> **Written task**
Once the pictures are set aside, transcribe the remaining data exactly.

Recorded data
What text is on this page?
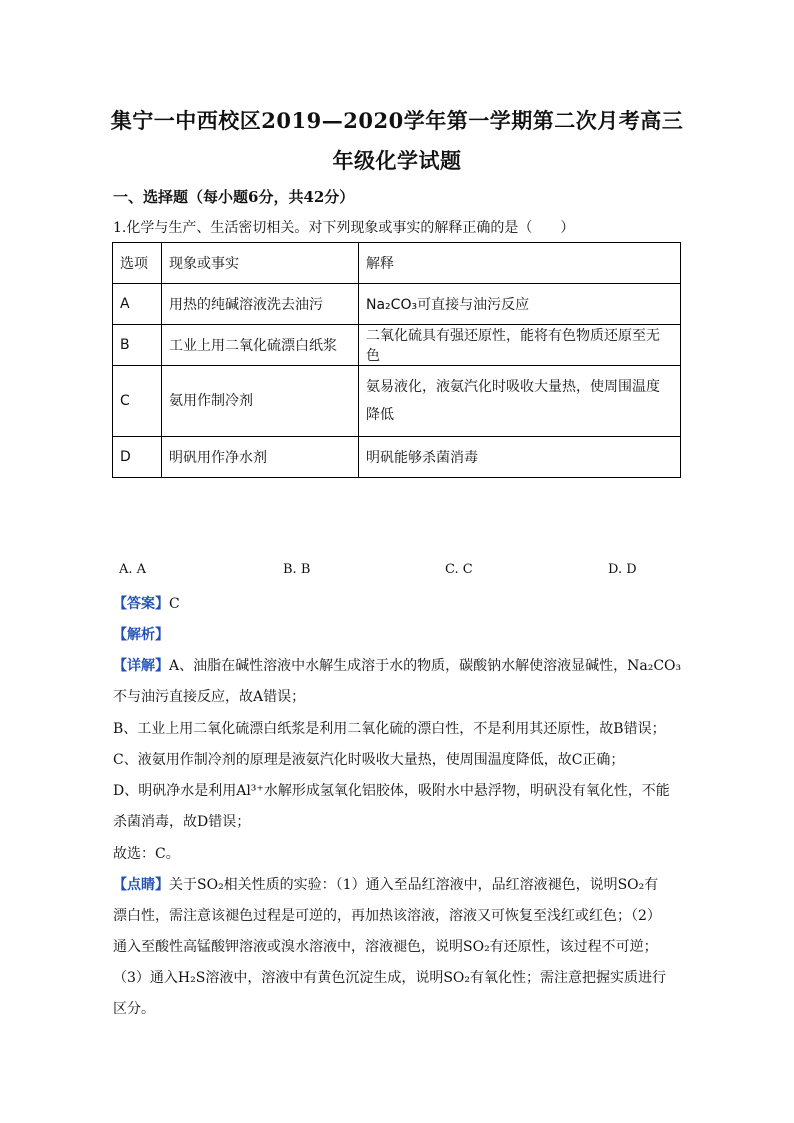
集宁一中西校区2019—2020学年第一学期第二次月考高三
年级化学试题
一、选择题（每小题6分，共42分）
1.化学与生产、生活密切相关。对下列现象或事实的解释正确的是（　　）
选项	现象或事实	解释
A	用热的纯碱溶液洗去油污	Na₂CO₃可直接与油污反应
B	工业上用二氧化硫漂白纸浆	二氧化硫具有强还原性，能将有色物质还原至无色
C	氨用作制冷剂	氨易液化，液氨汽化时吸收大量热，使周围温度降低
D	明矾用作净水剂	明矾能够杀菌消毒
A. A	B. B	C. C	D. D
【答案】C
【解析】
【详解】A、油脂在碱性溶液中水解生成溶于水的物质，碳酸钠水解使溶液显碱性，Na₂CO₃
不与油污直接反应，故A错误；
B、工业上用二氧化硫漂白纸浆是利用二氧化硫的漂白性，不是利用其还原性，故B错误；
C、液氨用作制冷剂的原理是液氨汽化时吸收大量热，使周围温度降低，故C正确；
D、明矾净水是利用Al³⁺水解形成氢氧化铝胶体，吸附水中悬浮物，明矾没有氧化性，不能
杀菌消毒，故D错误；
故选：C。
【点睛】关于SO₂相关性质的实验：（1）通入至品红溶液中，品红溶液褪色，说明SO₂有
漂白性，需注意该褪色过程是可逆的，再加热该溶液，溶液又可恢复至浅红或红色；（2）
通入至酸性高锰酸钾溶液或溴水溶液中，溶液褪色，说明SO₂有还原性，该过程不可逆；
（3）通入H₂S溶液中，溶液中有黄色沉淀生成，说明SO₂有氧化性；需注意把握实质进行
区分。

> **Reply**
What text is on this page?
集宁一中西校区2019—2020学年第一学期第二次月考高三
年级化学试题
一、选择题（每小题6分，共42分）
1.化学与生产、生活密切相关。对下列现象或事实的解释正确的是（　　）
选项	现象或事实	解释
A	用热的纯碱溶液洗去油污	Na₂CO₃可直接与油污反应
B	工业上用二氧化硫漂白纸浆	二氧化硫具有强还原性，能将有色物质还原至无色
C	氨用作制冷剂	氨易液化，液氨汽化时吸收大量热，使周围温度降低
D	明矾用作净水剂	明矾能够杀菌消毒
A. A	B. B	C. C	D. D
【答案】C
【解析】
【详解】A、油脂在碱性溶液中水解生成溶于水的物质，碳酸钠水解使溶液显碱性，Na₂CO₃
不与油污直接反应，故A错误；
B、工业上用二氧化硫漂白纸浆是利用二氧化硫的漂白性，不是利用其还原性，故B错误；
C、液氨用作制冷剂的原理是液氨汽化时吸收大量热，使周围温度降低，故C正确；
D、明矾净水是利用Al³⁺水解形成氢氧化铝胶体，吸附水中悬浮物，明矾没有氧化性，不能
杀菌消毒，故D错误；
故选：C。
【点睛】关于SO₂相关性质的实验：（1）通入至品红溶液中，品红溶液褪色，说明SO₂有
漂白性，需注意该褪色过程是可逆的，再加热该溶液，溶液又可恢复至浅红或红色；（2）
通入至酸性高锰酸钾溶液或溴水溶液中，溶液褪色，说明SO₂有还原性，该过程不可逆；
（3）通入H₂S溶液中，溶液中有黄色沉淀生成，说明SO₂有氧化性；需注意把握实质进行
区分。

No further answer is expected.